Task instructions:
Note how many lines contain "means" and give that number, with nothing else.
■ ■ ■ ■ ■ ■ ■
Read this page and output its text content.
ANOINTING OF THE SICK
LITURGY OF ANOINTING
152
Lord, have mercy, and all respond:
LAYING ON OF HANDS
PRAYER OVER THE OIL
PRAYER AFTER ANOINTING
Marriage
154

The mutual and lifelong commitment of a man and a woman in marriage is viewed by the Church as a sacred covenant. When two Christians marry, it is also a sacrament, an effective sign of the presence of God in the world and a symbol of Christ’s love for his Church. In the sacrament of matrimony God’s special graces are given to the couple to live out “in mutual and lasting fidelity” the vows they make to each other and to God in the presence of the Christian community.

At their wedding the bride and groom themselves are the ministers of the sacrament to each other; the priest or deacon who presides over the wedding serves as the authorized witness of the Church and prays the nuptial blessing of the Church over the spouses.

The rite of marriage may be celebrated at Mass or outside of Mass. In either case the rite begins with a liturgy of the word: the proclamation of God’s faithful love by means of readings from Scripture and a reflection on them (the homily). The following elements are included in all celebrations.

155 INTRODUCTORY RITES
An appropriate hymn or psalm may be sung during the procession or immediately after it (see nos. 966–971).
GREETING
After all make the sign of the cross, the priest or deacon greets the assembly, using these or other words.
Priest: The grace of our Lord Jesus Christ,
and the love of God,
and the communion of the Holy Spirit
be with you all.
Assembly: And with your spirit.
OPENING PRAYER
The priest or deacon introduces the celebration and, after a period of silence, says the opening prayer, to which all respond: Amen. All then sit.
■ ■ ■ ■ ■ ■ ■
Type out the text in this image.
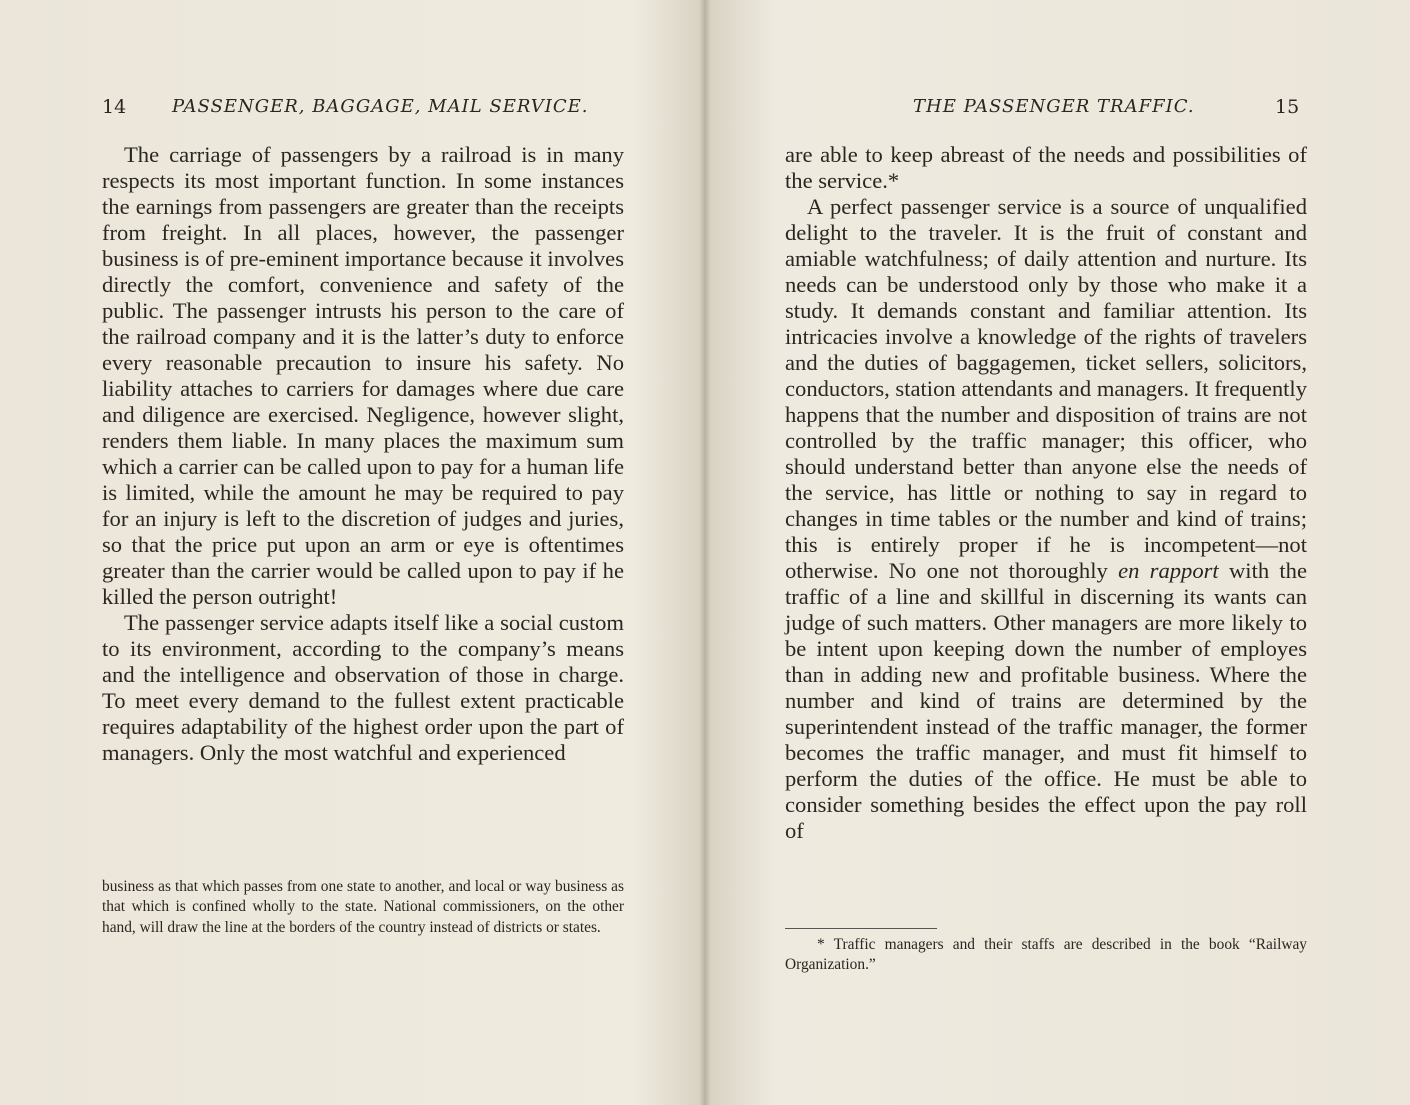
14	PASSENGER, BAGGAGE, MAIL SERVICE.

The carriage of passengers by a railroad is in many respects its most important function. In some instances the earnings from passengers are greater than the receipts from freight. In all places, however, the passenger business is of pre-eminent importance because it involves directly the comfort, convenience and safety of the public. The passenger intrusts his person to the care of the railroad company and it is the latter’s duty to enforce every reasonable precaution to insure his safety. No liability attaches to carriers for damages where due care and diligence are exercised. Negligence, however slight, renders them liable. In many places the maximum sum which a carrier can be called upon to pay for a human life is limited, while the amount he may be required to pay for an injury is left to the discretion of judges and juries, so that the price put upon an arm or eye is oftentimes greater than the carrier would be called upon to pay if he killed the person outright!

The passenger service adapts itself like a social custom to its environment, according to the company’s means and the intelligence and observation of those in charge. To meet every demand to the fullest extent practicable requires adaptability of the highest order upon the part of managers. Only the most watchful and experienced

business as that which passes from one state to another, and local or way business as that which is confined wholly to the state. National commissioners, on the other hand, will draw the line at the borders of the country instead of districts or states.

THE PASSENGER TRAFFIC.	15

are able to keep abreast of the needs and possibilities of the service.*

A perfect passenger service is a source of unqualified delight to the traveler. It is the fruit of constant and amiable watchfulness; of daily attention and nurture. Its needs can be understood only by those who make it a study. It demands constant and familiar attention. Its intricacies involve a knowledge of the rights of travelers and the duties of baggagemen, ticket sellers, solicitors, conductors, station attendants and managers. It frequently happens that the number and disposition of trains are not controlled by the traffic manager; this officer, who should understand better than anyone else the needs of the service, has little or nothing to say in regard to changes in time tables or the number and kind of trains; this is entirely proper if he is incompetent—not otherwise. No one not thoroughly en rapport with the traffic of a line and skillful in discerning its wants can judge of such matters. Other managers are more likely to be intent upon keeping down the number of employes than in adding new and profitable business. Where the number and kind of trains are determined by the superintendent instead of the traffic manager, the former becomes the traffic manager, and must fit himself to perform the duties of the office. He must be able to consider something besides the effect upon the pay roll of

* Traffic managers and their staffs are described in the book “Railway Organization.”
■ ■ ■ ■ ■ ■ ■
The solution:
2